··· Entries

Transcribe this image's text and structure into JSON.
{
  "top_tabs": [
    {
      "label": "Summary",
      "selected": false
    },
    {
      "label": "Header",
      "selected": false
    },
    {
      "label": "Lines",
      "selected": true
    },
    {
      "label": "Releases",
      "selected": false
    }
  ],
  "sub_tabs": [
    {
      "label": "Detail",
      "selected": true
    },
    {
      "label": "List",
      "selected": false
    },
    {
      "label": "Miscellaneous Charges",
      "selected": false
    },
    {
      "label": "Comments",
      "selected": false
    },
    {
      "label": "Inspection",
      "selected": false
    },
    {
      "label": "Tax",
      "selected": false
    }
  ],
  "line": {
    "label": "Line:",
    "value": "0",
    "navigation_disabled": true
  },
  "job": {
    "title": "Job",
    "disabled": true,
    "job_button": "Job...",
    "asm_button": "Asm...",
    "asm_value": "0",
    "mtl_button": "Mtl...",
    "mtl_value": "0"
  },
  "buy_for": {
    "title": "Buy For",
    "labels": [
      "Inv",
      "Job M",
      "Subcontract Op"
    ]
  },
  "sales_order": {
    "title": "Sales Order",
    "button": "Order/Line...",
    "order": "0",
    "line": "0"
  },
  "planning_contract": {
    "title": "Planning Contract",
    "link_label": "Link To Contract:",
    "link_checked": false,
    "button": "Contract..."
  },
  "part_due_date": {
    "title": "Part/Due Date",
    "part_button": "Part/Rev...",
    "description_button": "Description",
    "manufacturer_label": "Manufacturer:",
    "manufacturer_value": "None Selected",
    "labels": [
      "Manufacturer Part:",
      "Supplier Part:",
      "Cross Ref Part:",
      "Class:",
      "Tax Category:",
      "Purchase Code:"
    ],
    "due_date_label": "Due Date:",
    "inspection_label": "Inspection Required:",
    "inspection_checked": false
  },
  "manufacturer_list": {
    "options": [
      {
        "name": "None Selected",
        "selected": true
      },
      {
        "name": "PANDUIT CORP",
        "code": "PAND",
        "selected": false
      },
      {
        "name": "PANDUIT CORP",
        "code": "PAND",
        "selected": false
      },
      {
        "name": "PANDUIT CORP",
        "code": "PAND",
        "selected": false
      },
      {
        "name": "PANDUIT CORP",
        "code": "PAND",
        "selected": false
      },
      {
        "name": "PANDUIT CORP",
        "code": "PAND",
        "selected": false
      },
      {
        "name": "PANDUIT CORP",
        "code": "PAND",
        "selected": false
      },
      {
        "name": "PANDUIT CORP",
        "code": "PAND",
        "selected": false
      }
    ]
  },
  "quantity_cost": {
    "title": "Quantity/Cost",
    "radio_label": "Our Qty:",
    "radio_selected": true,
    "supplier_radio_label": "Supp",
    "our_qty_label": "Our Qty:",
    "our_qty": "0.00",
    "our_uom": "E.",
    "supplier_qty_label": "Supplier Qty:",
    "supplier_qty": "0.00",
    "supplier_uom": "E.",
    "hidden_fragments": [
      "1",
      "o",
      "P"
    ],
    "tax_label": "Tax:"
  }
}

······

[Exercise directions]
Word for word, write out the data.

[Answer below]
Transcribe this image's text and structure into JSON.
{
  "top_tabs": [
    {
      "label": "Summary",
      "selected": false
    },
    {
      "label": "Header",
      "selected": false
    },
    {
      "label": "Lines",
      "selected": true
    },
    {
      "label": "Releases",
      "selected": false
    }
  ],
  "sub_tabs": [
    {
      "label": "Detail",
      "selected": true
    },
    {
      "label": "List",
      "selected": false
    },
    {
      "label": "Miscellaneous Charges",
      "selected": false
    },
    {
      "label": "Comments",
      "selected": false
    },
    {
      "label": "Inspection",
      "selected": false
    },
    {
      "label": "Tax",
      "selected": false
    }
  ],
  "line": {
    "label": "Line:",
    "value": "0",
    "navigation_disabled": true
  },
  "job": {
    "title": "Job",
    "disabled": true,
    "job_button": "Job...",
    "asm_button": "Asm...",
    "asm_value": "0",
    "mtl_button": "Mtl...",
    "mtl_value": "0"
  },
  "buy_for": {
    "title": "Buy For",
    "labels": [
      "Inv",
      "Job M",
      "Subcontract Op"
    ]
  },
  "sales_order": {
    "title": "Sales Order",
    "button": "Order/Line...",
    "order": "0",
    "line": "0"
  },
  "planning_contract": {
    "title": "Planning Contract",
    "link_label": "Link To Contract:",
    "link_checked": false,
    "button": "Contract..."
  },
  "part_due_date": {
    "title": "Part/Due Date",
    "part_button": "Part/Rev...",
    "description_button": "Description",
    "manufacturer_label": "Manufacturer:",
    "manufacturer_value": "None Selected",
    "labels": [
      "Manufacturer Part:",
      "Supplier Part:",
      "Cross Ref Part:",
      "Class:",
      "Tax Category:",
      "Purchase Code:"
    ],
    "due_date_label": "Due Date:",
    "inspection_label": "Inspection Required:",
    "inspection_checked": false
  },
  "manufacturer_list": {
    "options": [
      {
        "name": "None Selected",
        "selected": true
      },
      {
        "name": "PANDUIT CORP",
        "code": "PAND",
        "selected": false
      },
      {
        "name": "PANDUIT CORP",
        "code": "PAND",
        "selected": false
      },
      {
        "name": "PANDUIT CORP",
        "code": "PAND",
        "selected": false
      },
      {
        "name": "PANDUIT CORP",
        "code": "PAND",
        "selected": false
      },
      {
        "name": "PANDUIT CORP",
        "code": "PAND",
        "selected": false
      },
      {
        "name": "PANDUIT CORP",
        "code": "PAND",
        "selected": false
      },
      {
        "name": "PANDUIT CORP",
        "code": "PAND",
        "selected": false
      }
    ]
  },
  "quantity_cost": {
    "title": "Quantity/Cost",
    "radio_label": "Our Qty:",
    "radio_selected": true,
    "supplier_radio_label": "Supp",
    "our_qty_label": "Our Qty:",
    "our_qty": "0.00",
    "our_uom": "E.",
    "supplier_qty_label": "Supplier Qty:",
    "supplier_qty": "0.00",
    "supplier_uom": "E.",
    "hidden_fragments": [
      "1",
      "o",
      "P"
    ],
    "tax_label": "Tax:"
  }
}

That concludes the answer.